• _Page images and their text_:
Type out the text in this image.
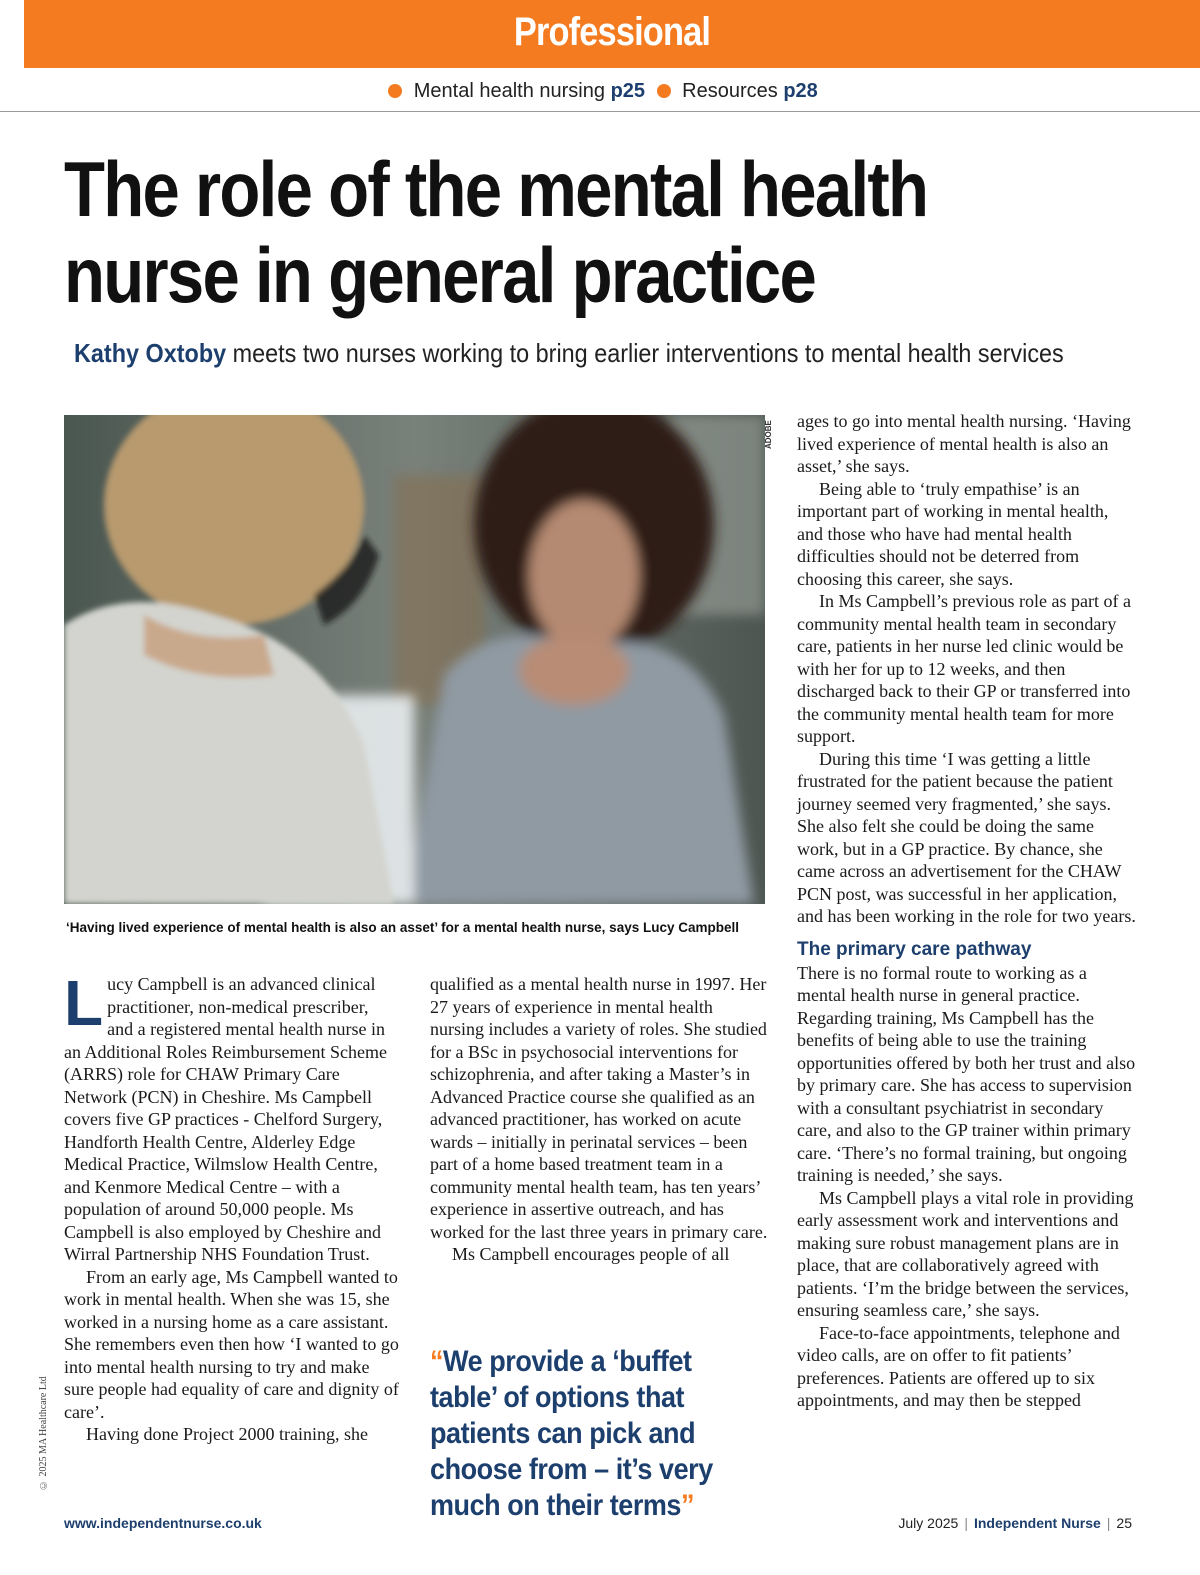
Professional
Mental health nursing p25 Resources p28
The role of the mental health
nurse in general practice
Kathy Oxtoby meets two nurses working to bring earlier interventions to mental health services
ADOBE
‘Having lived experience of mental health is also an asset’ for a mental health nurse, says Lucy Campbell

Lucy Campbell is an advanced clinical practitioner, non-medical prescriber, and a registered mental health nurse in an Additional Roles Reimbursement Scheme (ARRS) role for CHAW Primary Care Network (PCN) in Cheshire. Ms Campbell covers five GP practices - Chelford Surgery, Handforth Health Centre, Alderley Edge Medical Practice, Wilmslow Health Centre, and Kenmore Medical Centre – with a population of around 50,000 people. Ms Campbell is also employed by Cheshire and Wirral Partnership NHS Foundation Trust.

From an early age, Ms Campbell wanted to work in mental health. When she was 15, she worked in a nursing home as a care assistant. She remembers even then how ‘I wanted to go into mental health nursing to try and make sure people had equality of care and dignity of care’.

Having done Project 2000 training, she

qualified as a mental health nurse in 1997. Her 27 years of experience in mental health nursing includes a variety of roles. She studied for a BSc in psychosocial interventions for schizophrenia, and after taking a Master’s in Advanced Practice course she qualified as an advanced practitioner, has worked on acute wards – initially in perinatal services – been part of a home based treatment team in a community mental health team, has ten years’ experience in assertive outreach, and has worked for the last three years in primary care.

Ms Campbell encourages people of all

“We provide a ‘buffet table’ of options that patients can pick and choose from – it’s very much on their terms”

ages to go into mental health nursing. ‘Having lived experience of mental health is also an asset,’ she says.

Being able to ‘truly empathise’ is an important part of working in mental health, and those who have had mental health difficulties should not be deterred from choosing this career, she says.

In Ms Campbell’s previous role as part of a community mental health team in secondary care, patients in her nurse led clinic would be with her for up to 12 weeks, and then discharged back to their GP or transferred into the community mental health team for more support.

During this time ‘I was getting a little frustrated for the patient because the patient journey seemed very fragmented,’ she says. She also felt she could be doing the same work, but in a GP practice. By chance, she came across an advertisement for the CHAW PCN post, was successful in her application, and has been working in the role for two years.

The primary care pathway

There is no formal route to working as a mental health nurse in general practice. Regarding training, Ms Campbell has the benefits of being able to use the training opportunities offered by both her trust and also by primary care. She has access to supervision with a consultant psychiatrist in secondary care, and also to the GP trainer within primary care. ‘There’s no formal training, but ongoing training is needed,’ she says.

Ms Campbell plays a vital role in providing early assessment work and interventions and making sure robust management plans are in place, that are collaboratively agreed with patients. ‘I’m the bridge between the services, ensuring seamless care,’ she says.

Face-to-face appointments, telephone and video calls, are on offer to fit patients’ preferences. Patients are offered up to six appointments, and may then be stepped

© 2025 MA Healthcare Ltd
www.independentnurse.co.uk	July 2025 | Independent Nurse | 25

• _Work request_: Copy each line above holding "asset".

• _Exercise solution_:
‘Having lived experience of mental health is also an asset’ for a mental health nurse, says Lucy Campbell
ages to go into mental health nursing. ‘Having lived experience of mental health is also an asset,’ she says.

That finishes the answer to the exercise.